Stored data entries:
··········
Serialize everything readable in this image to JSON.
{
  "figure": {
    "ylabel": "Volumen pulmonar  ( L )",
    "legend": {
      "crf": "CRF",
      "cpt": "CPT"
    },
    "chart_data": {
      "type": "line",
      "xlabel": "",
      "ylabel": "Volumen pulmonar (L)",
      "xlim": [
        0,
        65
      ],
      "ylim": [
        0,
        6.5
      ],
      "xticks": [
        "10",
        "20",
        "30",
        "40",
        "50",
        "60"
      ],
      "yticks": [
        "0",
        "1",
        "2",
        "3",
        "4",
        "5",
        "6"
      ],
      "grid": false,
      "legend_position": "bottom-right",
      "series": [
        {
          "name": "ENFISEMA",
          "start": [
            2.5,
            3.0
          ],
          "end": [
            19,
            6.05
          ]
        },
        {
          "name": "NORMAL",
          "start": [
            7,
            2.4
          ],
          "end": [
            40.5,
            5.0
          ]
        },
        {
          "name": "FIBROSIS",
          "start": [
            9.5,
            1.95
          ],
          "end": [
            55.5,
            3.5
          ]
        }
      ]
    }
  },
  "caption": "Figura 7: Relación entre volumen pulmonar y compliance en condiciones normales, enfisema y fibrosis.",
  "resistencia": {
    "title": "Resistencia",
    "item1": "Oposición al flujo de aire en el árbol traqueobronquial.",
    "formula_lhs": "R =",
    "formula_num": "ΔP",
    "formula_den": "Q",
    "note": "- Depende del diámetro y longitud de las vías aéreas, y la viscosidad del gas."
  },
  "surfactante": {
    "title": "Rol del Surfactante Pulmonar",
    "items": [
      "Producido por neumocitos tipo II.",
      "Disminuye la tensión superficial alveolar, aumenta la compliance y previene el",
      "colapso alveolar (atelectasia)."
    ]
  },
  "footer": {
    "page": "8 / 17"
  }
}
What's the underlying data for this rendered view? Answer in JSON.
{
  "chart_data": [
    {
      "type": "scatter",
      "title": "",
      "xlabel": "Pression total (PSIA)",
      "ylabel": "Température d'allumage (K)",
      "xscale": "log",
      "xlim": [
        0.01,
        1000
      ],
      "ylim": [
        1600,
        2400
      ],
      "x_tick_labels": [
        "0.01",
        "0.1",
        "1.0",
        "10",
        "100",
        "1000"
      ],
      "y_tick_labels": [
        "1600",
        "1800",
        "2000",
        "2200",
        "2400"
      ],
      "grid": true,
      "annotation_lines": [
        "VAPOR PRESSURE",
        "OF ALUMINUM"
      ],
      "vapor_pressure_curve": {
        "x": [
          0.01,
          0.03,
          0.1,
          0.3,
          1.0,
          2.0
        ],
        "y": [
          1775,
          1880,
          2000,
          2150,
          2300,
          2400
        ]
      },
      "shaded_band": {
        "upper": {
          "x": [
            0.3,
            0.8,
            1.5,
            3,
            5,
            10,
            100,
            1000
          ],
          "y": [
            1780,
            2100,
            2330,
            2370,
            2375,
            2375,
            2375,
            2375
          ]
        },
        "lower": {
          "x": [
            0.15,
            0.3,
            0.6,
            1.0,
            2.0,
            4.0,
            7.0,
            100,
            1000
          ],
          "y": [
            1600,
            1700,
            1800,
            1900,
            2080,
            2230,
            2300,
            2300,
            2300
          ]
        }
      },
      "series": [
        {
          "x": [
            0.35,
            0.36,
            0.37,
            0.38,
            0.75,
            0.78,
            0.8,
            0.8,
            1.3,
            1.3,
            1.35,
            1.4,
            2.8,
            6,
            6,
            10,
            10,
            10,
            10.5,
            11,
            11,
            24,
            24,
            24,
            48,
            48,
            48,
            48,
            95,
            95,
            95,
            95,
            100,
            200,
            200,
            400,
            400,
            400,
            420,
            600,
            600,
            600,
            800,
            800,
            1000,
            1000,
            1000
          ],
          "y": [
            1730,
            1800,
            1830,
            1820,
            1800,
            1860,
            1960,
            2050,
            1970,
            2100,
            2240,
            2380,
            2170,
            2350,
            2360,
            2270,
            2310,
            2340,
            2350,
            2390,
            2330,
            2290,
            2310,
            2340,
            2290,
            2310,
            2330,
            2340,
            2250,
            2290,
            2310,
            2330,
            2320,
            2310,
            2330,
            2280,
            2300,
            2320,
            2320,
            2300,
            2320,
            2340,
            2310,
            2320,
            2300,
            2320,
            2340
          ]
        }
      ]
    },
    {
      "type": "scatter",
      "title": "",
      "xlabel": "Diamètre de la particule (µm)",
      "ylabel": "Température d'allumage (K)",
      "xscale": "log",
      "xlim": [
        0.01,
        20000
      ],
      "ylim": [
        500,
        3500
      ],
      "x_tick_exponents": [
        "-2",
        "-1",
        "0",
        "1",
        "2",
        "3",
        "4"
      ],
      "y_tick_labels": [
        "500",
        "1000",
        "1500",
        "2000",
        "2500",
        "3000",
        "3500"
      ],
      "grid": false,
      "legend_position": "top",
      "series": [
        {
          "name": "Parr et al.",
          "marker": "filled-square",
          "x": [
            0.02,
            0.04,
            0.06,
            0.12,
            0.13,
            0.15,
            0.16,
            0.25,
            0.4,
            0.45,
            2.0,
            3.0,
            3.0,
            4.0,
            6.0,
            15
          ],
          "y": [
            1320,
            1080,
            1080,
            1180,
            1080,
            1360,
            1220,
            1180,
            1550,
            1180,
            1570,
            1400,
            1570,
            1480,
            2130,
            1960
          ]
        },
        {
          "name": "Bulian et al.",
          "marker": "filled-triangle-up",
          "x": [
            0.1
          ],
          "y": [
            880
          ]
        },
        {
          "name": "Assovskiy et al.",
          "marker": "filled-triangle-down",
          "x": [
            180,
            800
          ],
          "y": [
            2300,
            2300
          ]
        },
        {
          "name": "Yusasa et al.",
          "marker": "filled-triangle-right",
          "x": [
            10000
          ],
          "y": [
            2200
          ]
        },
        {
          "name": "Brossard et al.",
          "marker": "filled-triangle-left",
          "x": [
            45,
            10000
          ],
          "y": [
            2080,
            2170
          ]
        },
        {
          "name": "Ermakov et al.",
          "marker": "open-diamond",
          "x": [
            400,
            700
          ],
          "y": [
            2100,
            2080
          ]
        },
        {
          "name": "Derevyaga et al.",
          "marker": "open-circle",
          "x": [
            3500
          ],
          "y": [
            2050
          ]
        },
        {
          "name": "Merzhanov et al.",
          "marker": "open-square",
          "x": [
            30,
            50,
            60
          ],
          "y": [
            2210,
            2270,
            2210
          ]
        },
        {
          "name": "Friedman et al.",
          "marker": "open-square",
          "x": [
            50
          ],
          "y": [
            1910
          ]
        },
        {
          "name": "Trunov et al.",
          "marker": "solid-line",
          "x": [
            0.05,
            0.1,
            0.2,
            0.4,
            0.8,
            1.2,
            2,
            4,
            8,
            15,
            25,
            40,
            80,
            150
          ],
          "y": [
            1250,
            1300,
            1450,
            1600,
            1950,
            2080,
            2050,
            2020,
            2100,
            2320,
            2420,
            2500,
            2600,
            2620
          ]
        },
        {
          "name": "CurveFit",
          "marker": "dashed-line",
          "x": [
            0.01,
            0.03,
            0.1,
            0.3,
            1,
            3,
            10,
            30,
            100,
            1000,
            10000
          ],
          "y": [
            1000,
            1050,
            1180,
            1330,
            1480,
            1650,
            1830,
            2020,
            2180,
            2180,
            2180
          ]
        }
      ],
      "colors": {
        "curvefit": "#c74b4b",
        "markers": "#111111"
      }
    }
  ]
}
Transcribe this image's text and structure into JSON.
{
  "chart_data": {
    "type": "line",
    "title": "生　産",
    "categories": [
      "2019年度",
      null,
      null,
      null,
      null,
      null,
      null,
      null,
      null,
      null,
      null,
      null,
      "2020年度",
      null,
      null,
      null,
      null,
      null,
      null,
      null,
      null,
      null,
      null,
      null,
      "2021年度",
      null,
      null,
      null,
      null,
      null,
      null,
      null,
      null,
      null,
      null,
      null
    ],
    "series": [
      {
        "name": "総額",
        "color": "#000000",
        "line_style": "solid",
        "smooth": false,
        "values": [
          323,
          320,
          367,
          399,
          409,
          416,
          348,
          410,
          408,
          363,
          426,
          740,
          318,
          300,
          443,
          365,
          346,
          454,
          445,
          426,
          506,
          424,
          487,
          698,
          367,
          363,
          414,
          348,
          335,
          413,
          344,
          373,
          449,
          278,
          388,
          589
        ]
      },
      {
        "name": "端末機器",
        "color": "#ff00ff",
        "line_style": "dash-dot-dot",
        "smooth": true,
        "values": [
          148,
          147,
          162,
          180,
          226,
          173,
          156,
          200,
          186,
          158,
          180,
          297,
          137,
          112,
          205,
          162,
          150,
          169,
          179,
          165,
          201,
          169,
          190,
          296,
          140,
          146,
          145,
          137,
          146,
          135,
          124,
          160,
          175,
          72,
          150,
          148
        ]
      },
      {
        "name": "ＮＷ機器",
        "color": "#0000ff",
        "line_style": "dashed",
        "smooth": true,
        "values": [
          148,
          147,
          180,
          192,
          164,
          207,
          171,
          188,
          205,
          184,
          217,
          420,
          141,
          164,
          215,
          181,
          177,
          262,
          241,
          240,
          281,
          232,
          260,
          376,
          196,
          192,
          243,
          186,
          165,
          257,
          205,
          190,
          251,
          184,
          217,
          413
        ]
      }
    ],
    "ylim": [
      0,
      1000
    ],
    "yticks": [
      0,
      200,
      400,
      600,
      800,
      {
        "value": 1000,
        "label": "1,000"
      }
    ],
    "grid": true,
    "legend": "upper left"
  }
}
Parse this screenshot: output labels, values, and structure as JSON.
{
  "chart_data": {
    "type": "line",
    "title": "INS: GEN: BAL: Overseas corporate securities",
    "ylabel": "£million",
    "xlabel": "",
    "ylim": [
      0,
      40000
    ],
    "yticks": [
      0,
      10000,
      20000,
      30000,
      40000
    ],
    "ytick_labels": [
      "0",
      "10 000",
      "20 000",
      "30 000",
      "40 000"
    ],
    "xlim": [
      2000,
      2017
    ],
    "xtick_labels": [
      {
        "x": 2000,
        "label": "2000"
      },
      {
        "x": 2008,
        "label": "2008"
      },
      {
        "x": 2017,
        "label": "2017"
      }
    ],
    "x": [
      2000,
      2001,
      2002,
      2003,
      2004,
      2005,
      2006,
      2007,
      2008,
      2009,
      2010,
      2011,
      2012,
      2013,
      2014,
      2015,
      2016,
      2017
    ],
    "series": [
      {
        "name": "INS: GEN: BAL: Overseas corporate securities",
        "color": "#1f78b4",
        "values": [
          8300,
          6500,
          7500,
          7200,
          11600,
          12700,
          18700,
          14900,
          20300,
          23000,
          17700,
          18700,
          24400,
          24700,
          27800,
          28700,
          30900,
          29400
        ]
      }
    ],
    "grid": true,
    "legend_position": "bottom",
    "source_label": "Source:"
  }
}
··········
◆ To do ◆
Starting from the line with "Parse this screenshot: output" and ending with the final line of the data, quote every line exactly, both ends included.

◆ Solution to this problem ◆
Parse this screenshot: output labels, values, and structure as JSON.
{
  "chart_data": {
    "type": "line",
    "title": "INS: GEN: BAL: Overseas corporate securities",
    "ylabel": "£million",
    "xlabel": "",
    "ylim": [
      0,
      40000
    ],
    "yticks": [
      0,
      10000,
      20000,
      30000,
      40000
    ],
    "ytick_labels": [
      "0",
      "10 000",
      "20 000",
      "30 000",
      "40 000"
    ],
    "xlim": [
      2000,
      2017
    ],
    "xtick_labels": [
      {
        "x": 2000,
        "label": "2000"
      },
      {
        "x": 2008,
        "label": "2008"
      },
      {
        "x": 2017,
        "label": "2017"
      }
    ],
    "x": [
      2000,
      2001,
      2002,
      2003,
      2004,
      2005,
      2006,
      2007,
      2008,
      2009,
      2010,
      2011,
      2012,
      2013,
      2014,
      2015,
      2016,
      2017
    ],
    "series": [
      {
        "name": "INS: GEN: BAL: Overseas corporate securities",
        "color": "#1f78b4",
        "values": [
          8300,
          6500,
          7500,
          7200,
          11600,
          12700,
          18700,
          14900,
          20300,
          23000,
          17700,
          18700,
          24400,
          24700,
          27800,
          28700,
          30900,
          29400
        ]
      }
    ],
    "grid": true,
    "legend_position": "bottom",
    "source_label": "Source:"
  }
}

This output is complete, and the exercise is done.